→ **Work required**: Tally the lines that contain the string "NSSP" and state that total without comment.

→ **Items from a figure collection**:
───
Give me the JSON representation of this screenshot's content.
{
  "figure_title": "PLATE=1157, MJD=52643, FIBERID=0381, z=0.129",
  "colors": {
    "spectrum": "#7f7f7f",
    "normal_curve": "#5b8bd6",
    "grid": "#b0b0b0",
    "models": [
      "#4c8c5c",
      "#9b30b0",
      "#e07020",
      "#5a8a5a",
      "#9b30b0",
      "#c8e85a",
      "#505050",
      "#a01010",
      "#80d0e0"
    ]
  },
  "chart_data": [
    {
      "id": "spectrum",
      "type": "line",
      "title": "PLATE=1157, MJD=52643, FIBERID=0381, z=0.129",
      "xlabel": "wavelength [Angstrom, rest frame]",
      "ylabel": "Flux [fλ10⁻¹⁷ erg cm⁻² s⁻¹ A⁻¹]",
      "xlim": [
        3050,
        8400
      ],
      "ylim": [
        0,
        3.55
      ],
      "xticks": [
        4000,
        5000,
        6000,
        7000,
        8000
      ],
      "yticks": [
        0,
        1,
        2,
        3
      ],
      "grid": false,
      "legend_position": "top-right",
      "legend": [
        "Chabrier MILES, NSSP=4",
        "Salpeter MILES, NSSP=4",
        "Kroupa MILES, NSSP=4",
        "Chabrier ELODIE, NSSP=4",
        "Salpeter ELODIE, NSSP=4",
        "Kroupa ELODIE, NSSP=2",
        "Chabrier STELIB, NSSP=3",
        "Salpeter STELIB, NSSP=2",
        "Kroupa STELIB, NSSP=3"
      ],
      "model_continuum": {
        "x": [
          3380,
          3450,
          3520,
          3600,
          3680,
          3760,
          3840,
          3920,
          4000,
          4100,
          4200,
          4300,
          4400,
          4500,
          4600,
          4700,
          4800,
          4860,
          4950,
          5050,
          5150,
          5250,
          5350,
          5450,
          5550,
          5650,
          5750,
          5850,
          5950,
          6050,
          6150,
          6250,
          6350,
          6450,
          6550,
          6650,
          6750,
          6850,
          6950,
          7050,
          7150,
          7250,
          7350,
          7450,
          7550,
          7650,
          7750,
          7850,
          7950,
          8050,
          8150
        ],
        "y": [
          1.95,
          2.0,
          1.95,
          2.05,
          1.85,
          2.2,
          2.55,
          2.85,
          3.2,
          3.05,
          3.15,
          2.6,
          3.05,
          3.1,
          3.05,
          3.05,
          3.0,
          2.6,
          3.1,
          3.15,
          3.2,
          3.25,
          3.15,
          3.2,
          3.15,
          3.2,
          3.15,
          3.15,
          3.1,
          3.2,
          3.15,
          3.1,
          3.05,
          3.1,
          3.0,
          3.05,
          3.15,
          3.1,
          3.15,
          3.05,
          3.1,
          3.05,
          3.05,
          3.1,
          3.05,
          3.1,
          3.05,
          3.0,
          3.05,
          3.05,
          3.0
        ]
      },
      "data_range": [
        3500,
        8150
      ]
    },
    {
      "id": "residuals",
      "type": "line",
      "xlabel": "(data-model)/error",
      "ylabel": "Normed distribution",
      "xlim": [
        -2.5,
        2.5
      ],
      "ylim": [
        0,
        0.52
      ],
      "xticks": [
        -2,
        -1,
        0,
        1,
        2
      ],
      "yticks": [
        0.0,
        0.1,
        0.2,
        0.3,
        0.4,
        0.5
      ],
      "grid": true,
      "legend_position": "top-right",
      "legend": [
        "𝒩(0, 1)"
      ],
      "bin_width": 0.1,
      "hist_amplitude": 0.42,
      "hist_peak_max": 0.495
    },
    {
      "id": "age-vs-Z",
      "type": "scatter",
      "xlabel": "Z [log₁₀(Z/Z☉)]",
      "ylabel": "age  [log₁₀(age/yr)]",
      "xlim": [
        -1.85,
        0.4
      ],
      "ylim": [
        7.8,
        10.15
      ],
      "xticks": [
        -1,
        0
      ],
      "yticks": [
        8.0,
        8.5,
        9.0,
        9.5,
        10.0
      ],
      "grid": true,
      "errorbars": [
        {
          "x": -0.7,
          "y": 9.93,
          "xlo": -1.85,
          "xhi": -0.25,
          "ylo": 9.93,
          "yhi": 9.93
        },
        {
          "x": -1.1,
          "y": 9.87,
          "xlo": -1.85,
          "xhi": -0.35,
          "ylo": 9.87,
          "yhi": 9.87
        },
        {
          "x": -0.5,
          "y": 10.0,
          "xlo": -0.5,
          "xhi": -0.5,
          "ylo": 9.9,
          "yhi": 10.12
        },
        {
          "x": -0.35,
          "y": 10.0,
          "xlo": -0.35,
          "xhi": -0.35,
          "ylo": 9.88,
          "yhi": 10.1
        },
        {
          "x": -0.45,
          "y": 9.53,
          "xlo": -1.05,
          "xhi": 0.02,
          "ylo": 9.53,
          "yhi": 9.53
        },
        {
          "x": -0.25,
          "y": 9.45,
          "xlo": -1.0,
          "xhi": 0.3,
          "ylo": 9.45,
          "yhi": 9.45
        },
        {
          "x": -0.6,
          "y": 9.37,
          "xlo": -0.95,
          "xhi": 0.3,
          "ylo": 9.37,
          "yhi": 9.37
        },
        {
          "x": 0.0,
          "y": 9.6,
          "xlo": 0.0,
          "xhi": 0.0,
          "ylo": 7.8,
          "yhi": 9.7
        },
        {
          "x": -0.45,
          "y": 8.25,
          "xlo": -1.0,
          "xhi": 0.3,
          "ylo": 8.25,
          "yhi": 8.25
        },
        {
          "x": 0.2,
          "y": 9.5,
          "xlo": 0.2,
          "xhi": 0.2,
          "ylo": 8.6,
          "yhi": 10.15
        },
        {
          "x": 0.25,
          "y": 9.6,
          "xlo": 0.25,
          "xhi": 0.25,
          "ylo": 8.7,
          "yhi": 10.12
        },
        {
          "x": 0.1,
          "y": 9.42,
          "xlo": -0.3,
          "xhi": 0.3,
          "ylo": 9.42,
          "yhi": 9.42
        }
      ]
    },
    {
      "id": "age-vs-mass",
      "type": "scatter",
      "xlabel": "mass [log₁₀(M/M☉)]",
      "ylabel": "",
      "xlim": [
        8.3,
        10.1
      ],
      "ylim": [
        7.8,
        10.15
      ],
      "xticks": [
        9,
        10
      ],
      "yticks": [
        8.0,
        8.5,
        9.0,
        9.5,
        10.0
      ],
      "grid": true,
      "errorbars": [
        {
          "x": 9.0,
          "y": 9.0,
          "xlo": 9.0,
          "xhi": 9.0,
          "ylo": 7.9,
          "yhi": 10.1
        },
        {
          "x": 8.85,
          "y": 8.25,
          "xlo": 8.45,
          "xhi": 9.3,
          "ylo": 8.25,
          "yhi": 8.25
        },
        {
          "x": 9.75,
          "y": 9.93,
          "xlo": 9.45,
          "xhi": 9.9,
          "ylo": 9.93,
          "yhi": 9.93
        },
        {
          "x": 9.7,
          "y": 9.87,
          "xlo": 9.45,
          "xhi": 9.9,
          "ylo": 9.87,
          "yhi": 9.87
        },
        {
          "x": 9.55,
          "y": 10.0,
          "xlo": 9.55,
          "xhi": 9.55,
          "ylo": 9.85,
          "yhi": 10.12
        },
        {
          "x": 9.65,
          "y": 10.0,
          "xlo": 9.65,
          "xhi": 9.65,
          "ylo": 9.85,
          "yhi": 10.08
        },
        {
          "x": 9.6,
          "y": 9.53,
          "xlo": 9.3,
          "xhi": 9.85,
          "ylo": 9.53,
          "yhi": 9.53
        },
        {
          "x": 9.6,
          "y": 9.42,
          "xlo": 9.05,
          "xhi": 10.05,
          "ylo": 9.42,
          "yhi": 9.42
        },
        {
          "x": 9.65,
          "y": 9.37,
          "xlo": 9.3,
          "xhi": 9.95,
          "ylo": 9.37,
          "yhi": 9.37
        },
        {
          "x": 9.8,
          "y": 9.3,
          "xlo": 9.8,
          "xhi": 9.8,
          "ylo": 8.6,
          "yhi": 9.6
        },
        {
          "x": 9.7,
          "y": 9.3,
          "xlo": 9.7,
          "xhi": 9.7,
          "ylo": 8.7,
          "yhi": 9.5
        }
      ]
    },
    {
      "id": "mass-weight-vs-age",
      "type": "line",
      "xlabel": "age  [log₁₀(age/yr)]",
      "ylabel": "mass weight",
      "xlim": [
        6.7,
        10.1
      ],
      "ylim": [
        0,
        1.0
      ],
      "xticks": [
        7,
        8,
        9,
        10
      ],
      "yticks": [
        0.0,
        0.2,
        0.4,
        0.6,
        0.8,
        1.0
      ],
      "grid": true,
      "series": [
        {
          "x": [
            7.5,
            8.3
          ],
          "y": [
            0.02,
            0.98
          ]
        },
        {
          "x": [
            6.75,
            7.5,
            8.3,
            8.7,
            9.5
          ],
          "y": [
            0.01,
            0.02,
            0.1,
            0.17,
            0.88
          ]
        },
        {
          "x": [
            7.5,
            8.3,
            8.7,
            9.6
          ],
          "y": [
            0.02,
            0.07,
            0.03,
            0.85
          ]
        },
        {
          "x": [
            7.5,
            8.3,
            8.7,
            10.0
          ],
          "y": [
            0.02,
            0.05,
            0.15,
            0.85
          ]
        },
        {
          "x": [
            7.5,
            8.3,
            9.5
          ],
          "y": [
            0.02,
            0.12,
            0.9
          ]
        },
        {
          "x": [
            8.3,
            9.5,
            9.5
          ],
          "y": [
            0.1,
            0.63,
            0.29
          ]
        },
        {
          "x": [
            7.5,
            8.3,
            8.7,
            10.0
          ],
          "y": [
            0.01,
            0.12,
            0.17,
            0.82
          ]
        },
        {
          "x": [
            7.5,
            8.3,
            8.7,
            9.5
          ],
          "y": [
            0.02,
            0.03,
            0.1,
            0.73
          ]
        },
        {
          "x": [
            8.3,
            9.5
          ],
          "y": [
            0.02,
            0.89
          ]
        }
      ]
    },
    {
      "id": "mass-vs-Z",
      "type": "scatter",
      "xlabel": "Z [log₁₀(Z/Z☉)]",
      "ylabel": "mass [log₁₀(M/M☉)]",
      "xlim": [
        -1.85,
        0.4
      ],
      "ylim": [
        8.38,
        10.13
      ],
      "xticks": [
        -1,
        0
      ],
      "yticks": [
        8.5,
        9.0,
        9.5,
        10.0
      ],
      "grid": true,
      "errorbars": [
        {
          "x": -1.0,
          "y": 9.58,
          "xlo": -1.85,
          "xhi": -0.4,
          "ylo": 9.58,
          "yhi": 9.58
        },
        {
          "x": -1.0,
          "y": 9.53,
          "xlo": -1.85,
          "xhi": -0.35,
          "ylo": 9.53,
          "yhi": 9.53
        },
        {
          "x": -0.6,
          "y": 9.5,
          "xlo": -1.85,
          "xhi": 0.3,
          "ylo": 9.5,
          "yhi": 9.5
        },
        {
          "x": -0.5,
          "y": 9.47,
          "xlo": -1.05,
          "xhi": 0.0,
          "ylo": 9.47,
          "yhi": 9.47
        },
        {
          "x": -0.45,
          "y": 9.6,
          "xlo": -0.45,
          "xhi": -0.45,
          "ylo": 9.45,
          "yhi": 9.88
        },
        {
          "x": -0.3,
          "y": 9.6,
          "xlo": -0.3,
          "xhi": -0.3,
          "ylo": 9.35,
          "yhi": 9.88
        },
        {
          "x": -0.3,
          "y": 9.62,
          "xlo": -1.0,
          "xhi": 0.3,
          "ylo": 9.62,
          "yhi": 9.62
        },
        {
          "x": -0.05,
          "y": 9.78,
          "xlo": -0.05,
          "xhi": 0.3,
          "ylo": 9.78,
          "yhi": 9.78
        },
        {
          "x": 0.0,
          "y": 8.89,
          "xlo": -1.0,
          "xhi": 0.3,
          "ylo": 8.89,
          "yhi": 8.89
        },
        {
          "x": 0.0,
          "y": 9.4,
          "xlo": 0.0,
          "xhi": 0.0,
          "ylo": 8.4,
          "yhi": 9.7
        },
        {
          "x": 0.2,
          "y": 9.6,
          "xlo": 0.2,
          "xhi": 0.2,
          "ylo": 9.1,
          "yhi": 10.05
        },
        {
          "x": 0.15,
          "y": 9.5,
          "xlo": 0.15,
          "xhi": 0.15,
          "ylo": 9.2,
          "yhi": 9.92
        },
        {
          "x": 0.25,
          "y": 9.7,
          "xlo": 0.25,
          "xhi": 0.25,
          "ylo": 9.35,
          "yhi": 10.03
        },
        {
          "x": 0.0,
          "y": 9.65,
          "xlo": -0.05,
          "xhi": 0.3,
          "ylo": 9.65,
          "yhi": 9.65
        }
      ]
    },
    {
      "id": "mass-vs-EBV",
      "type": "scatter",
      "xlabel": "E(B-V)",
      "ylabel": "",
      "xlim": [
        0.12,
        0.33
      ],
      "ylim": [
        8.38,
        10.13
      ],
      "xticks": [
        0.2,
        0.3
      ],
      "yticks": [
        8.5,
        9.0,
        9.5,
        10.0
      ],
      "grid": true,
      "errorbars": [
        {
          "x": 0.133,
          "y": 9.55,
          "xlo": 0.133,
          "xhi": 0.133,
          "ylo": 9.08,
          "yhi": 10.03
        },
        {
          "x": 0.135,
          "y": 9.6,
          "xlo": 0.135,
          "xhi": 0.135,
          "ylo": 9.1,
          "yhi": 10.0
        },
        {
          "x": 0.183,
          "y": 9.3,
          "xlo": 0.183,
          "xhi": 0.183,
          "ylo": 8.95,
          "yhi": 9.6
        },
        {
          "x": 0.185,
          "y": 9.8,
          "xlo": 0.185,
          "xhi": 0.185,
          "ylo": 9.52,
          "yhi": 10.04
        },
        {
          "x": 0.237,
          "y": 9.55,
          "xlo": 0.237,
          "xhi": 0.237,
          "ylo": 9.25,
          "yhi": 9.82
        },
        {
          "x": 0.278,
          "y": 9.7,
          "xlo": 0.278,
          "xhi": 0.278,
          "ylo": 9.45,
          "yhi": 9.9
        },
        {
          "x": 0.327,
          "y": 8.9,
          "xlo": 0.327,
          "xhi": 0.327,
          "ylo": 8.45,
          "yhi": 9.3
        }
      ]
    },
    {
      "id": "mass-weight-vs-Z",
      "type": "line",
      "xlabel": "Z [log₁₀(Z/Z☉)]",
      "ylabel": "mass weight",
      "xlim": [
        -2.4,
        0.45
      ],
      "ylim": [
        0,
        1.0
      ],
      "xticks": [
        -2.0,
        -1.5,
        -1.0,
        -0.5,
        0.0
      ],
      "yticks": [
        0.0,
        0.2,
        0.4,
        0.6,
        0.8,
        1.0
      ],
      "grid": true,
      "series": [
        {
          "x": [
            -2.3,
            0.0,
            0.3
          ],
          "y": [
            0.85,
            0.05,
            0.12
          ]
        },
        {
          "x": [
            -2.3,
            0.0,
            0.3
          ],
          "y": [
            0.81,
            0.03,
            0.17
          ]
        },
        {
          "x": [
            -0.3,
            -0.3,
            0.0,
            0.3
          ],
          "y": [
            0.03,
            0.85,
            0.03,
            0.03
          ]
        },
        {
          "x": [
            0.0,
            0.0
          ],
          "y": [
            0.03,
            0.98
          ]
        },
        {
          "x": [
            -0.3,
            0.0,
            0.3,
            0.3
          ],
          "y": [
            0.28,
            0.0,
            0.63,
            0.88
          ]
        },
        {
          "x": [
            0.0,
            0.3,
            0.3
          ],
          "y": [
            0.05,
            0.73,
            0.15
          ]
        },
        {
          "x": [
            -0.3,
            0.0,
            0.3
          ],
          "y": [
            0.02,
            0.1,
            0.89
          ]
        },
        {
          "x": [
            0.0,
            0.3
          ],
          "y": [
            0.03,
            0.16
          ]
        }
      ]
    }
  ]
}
───
→ **Exercise output**: 9